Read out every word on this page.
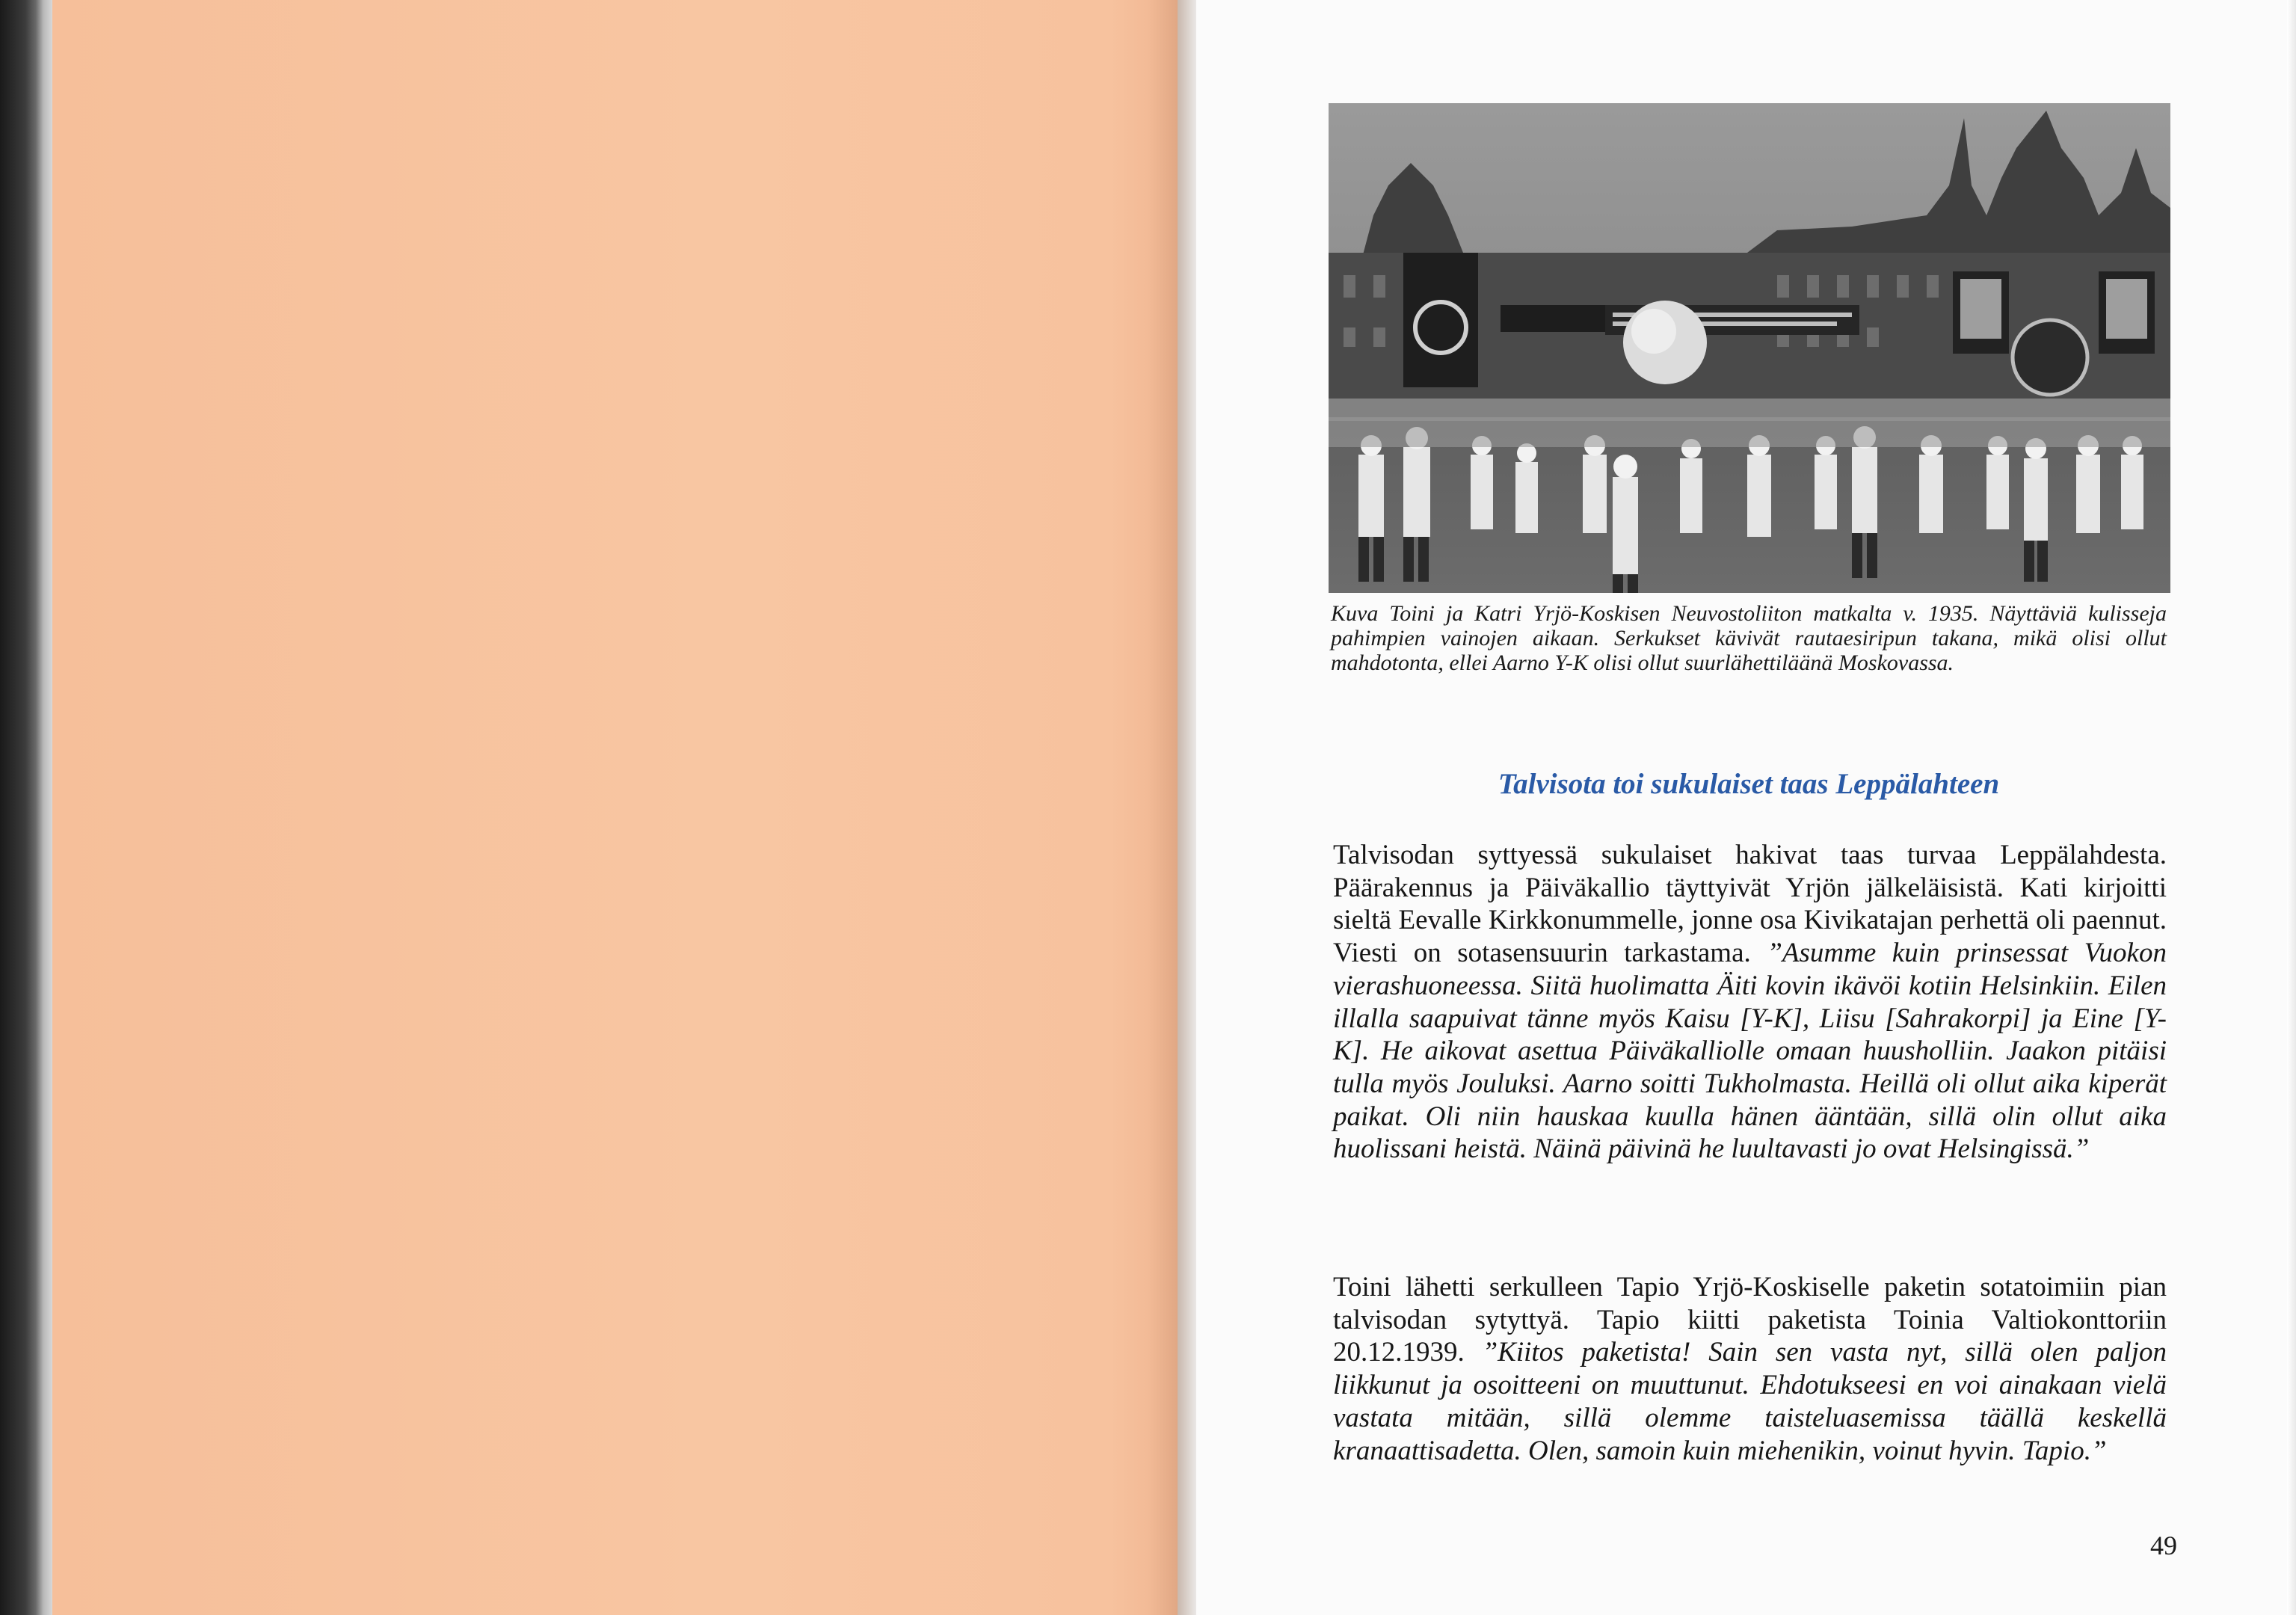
Kuva Toini ja Katri Yrjö-Koskisen Neuvostoliiton matkalta v. 1935. Näyttäviä kulisseja pahimpien vainojen aikaan. Serkukset kävivät rautaesiripun takana, mikä olisi ollut mahdotonta, ellei Aarno Y-K olisi ollut suurlähettiläänä Moskovassa.

Talvisota toi sukulaiset taas Leppälahteen

Talvisodan syttyessä sukulaiset hakivat taas turvaa Leppälahdesta. Päärakennus ja Päiväkallio täyttyivät Yrjön jälkeläisistä. Kati kirjoitti sieltä Eevalle Kirkkonummelle, jonne osa Kivikatajan perhettä oli paennut. Viesti on sotasensuurin tarkastama. ”Asumme kuin prinsessat Vuokon vierashuoneessa. Siitä huolimatta Äiti kovin ikävöi kotiin Helsinkiin. Eilen illalla saapuivat tänne myös Kaisu [Y-K], Liisu [Sahrakorpi] ja Eine [Y-K]. He aikovat asettua Päiväkalliolle omaan huusholliin. Jaakon pitäisi tulla myös Jouluksi. Aarno soitti Tukholmasta. Heillä oli ollut aika kiperät paikat. Oli niin hauskaa kuulla hänen ääntään, sillä olin ollut aika huolissani heistä. Näinä päivinä he luultavasti jo ovat Helsingissä.”

Toini lähetti serkulleen Tapio Yrjö-Koskiselle paketin sotatoimiin pian talvisodan sytyttyä. Tapio kiitti paketista Toinia Valtiokonttoriin 20.12.1939. ”Kiitos paketista! Sain sen vasta nyt, sillä olen paljon liikkunut ja osoitteeni on muuttunut. Ehdotukseesi en voi ainakaan vielä vastata mitään, sillä olemme taisteluasemissa täällä keskellä kranaattisadetta. Olen, samoin kuin miehenikin, voinut hyvin. Tapio.”

49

- What you should do
Take each line of the material that contains the word "ollut" and list it.

- Full output
Kuva Toini ja Katri Yrjö-Koskisen Neuvostoliiton matkalta v. 1935. Näyttäviä kulisseja pahimpien vainojen aikaan. Serkukset kävivät rautaesiripun takana, mikä olisi ollut mahdotonta, ellei Aarno Y-K olisi ollut suurlähettiläänä Moskovassa.
Talvisodan syttyessä sukulaiset hakivat taas turvaa Leppälahdesta. Päärakennus ja Päiväkallio täyttyivät Yrjön jälkeläisistä. Kati kirjoitti sieltä Eevalle Kirkkonummelle, jonne osa Kivikatajan perhettä oli paennut. Viesti on sotasensuurin tarkastama. ”Asumme kuin prinsessat Vuokon vierashuoneessa. Siitä huolimatta Äiti kovin ikävöi kotiin Helsinkiin. Eilen illalla saapuivat tänne myös Kaisu [Y-K], Liisu [Sahrakorpi] ja Eine [Y-K]. He aikovat asettua Päiväkalliolle omaan huusholliin. Jaakon pitäisi tulla myös Jouluksi. Aarno soitti Tukholmasta. Heillä oli ollut aika kiperät paikat. Oli niin hauskaa kuulla hänen ääntään, sillä olin ollut aika huolissani heistä. Näinä päivinä he luultavasti jo ovat Helsingissä.”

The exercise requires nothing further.